_TASK PROMPT_
Copy every line from the data below in which the string "connector" can be found.

(Recorded data)

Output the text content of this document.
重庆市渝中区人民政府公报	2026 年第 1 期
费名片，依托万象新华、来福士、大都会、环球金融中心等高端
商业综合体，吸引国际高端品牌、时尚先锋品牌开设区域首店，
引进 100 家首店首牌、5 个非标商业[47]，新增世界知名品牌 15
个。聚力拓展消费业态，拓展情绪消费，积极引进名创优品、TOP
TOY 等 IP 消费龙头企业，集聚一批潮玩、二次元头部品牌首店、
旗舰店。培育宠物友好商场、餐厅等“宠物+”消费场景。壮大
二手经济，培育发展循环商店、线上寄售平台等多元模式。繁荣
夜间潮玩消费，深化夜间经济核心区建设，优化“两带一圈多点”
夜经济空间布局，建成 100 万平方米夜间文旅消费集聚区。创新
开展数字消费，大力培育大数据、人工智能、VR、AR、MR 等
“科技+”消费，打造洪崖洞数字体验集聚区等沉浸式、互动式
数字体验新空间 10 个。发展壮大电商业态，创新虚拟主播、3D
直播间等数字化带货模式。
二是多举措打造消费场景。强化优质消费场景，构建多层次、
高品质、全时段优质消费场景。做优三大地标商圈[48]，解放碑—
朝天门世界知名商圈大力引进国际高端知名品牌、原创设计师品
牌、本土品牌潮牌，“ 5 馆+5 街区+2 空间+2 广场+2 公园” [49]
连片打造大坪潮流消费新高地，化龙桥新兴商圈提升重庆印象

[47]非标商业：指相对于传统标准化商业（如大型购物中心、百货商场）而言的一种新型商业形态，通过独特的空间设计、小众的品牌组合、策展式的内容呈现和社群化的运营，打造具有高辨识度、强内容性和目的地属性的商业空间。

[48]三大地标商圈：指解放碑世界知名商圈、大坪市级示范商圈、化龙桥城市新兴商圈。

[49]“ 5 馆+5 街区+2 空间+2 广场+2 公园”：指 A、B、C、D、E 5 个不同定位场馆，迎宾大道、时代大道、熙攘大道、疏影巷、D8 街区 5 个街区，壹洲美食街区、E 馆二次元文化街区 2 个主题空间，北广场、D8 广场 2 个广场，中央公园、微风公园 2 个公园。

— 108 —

---

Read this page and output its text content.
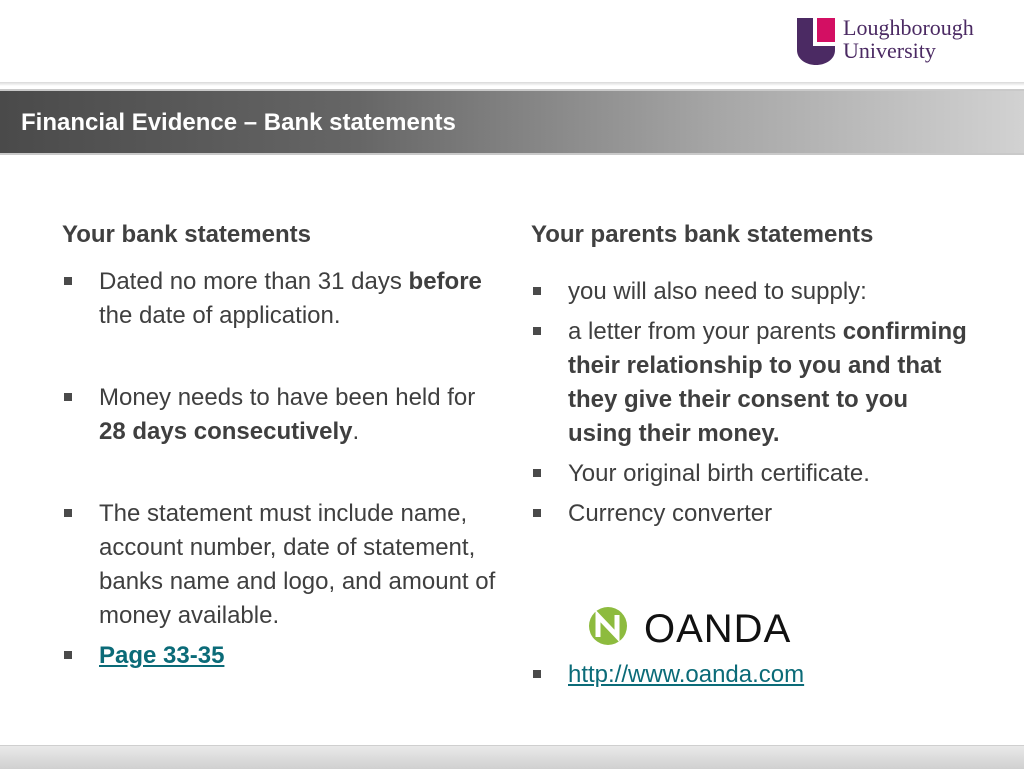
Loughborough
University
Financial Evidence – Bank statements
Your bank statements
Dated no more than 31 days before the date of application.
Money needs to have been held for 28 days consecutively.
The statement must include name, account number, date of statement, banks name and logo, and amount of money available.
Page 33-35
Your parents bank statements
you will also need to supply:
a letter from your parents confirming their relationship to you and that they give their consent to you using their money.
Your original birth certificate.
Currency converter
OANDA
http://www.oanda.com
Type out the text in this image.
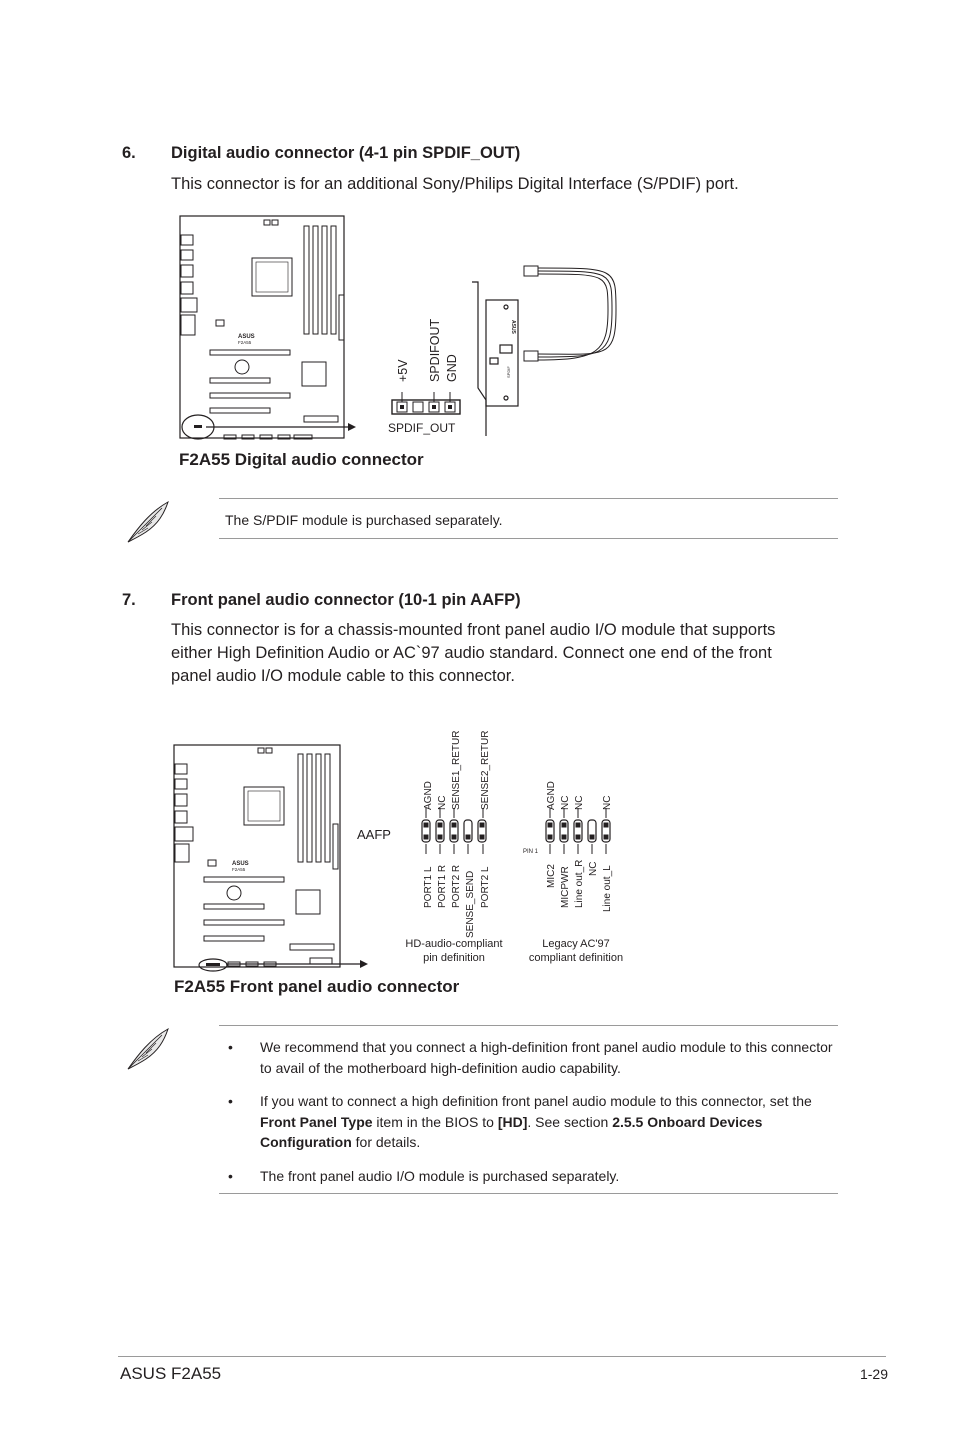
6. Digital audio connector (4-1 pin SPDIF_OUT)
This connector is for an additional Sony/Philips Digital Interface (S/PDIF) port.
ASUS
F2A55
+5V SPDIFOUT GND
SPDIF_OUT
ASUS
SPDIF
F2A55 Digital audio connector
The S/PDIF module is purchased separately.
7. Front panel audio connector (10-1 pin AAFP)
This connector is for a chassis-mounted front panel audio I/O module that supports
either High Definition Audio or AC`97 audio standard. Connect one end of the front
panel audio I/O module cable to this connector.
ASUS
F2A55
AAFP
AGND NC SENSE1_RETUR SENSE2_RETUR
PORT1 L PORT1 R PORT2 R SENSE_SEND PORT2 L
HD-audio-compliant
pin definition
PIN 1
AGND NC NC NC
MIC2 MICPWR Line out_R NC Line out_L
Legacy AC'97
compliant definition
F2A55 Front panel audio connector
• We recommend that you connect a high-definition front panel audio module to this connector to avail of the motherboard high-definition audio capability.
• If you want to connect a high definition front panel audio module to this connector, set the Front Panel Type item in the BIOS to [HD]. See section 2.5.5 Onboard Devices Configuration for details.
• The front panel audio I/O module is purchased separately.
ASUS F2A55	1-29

_WRITTEN REPLY_
6. Digital audio connector (4-1 pin SPDIF_OUT)
This connector is for an additional Sony/Philips Digital Interface (S/PDIF) port.
F2A55 Digital audio connector
7. Front panel audio connector (10-1 pin AAFP)
This connector is for a chassis-mounted front panel audio I/O module that supports
panel audio I/O module cable to this connector.
F2A55 Front panel audio connector
• We recommend that you connect a high-definition front panel audio module to this connector to avail of the motherboard high-definition audio capability.
• If you want to connect a high definition front panel audio module to this connector, set the Front Panel Type item in the BIOS to [HD]. See section 2.5.5 Onboard Devices Configuration for details.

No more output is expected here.